§ Objectives
**1)** Print the portion of the passage on the North Monastery starting at "In 1857, Brother" and ending at "an Industrial Exhibition.".
**2)** Turn the paragraph in the passage on the North Monastery that opens with "In 1879, Patrick J. Kennedy" into a short bulleted list that keeps its main facts.

Brother Griffin, a poet and novelist, became a member of the North Monastery in 1839. He died on 12 June 1840 in his 37th year. His remains are interred in the cemetery in the grounds of the school. It was shortly after the death of Griffin that Daniel O'Connell visited with the Founder of the Order, Edmund Ignatius Rice.

In 1857, Brother James Burke arrived at the North Monastery and under his guidance the students began the study of natural philosophy (science). 
At this time John Philip Holland (inventor of the submarine) studied under the guidance of Br. Burke.
In 1879, Patrick J. Kennedy, a past pupil, was installed as Lord Mayor of Cork, the first of a long and distinguished list of past pupils to hold this office. In 1901 the Lord Mayor of Cork, Edward Fitzgerald, organised an Industrial Exhibition.

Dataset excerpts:
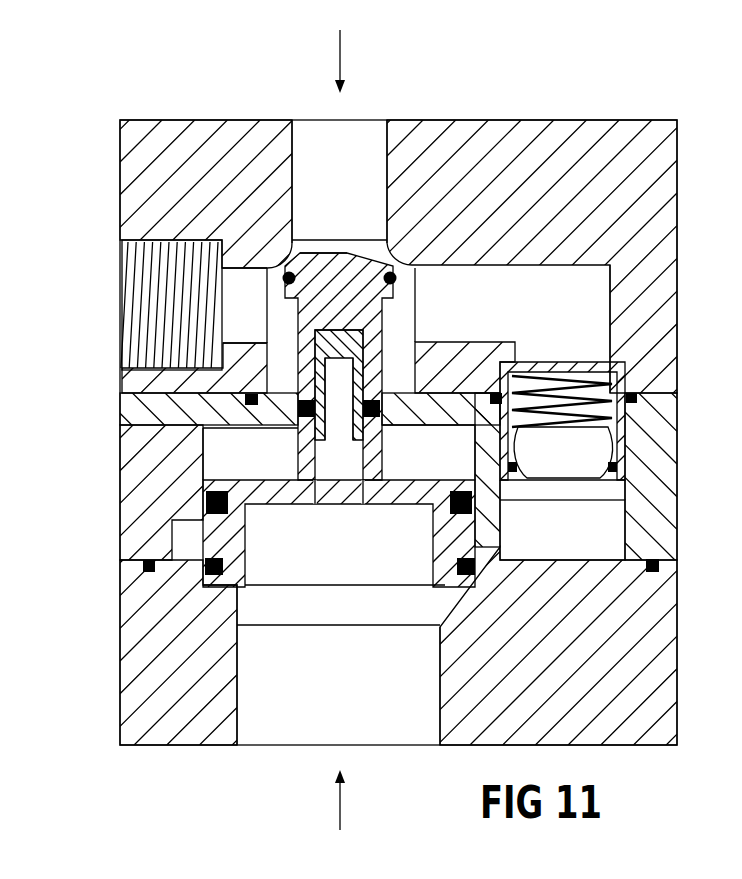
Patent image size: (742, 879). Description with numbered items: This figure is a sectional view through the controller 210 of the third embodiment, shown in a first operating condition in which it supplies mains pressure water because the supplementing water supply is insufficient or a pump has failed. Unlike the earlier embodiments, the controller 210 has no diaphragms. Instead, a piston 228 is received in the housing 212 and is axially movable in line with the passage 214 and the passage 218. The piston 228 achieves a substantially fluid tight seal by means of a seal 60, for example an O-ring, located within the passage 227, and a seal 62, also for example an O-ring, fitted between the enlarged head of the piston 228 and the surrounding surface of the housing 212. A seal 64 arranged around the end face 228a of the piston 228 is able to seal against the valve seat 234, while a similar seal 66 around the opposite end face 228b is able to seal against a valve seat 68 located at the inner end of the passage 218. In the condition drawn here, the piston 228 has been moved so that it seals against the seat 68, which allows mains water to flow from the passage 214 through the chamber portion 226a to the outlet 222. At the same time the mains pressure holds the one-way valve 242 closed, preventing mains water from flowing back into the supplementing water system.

The controller 210 is at (378, 82).
The housing 212 is at (601, 135).
The passage 214 is at (317, 140).
The passage 218 is at (292, 718).
The outlet 222 is at (155, 333).
The chamber portion 226a is at (397, 322).
The passage 227 is at (300, 389).
The piston 228 is at (327, 277).
The end face 228a is at (360, 256).
The end face 228b is at (441, 590).
The valve seat 234 is at (271, 259).
The one-way valve 242 is at (557, 458).
The seal 60 is at (298, 407).
The seal 62 is at (207, 500).
The seal 64 is at (288, 270).
The seal 66 is at (222, 580).
The valve seat 68 is at (230, 602).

§ Answers to the problems
**1)**
In 1857, Brother James Burke arrived at the North Monastery and under his guidance the students began the study of natural philosophy (science). 
At this time John Philip Holland (inventor of the submarine) studied under the guidance of Br. Burke.
In 1879, Patrick J. Kennedy, a past pupil, was installed as Lord Mayor of Cork, the first of a long and distinguished list of past pupils to hold this office. In 1901 the Lord Mayor of Cork, Edward Fitzgerald, organised an Industrial Exhibition.

**2)**
- 1879: Patrick J. Kennedy, a past pupil, was installed as Lord Mayor of Cork, the first of many past pupils to hold the office.
- 1901: Lord Mayor of Cork Edward Fitzgerald organized an Industrial Exhibition.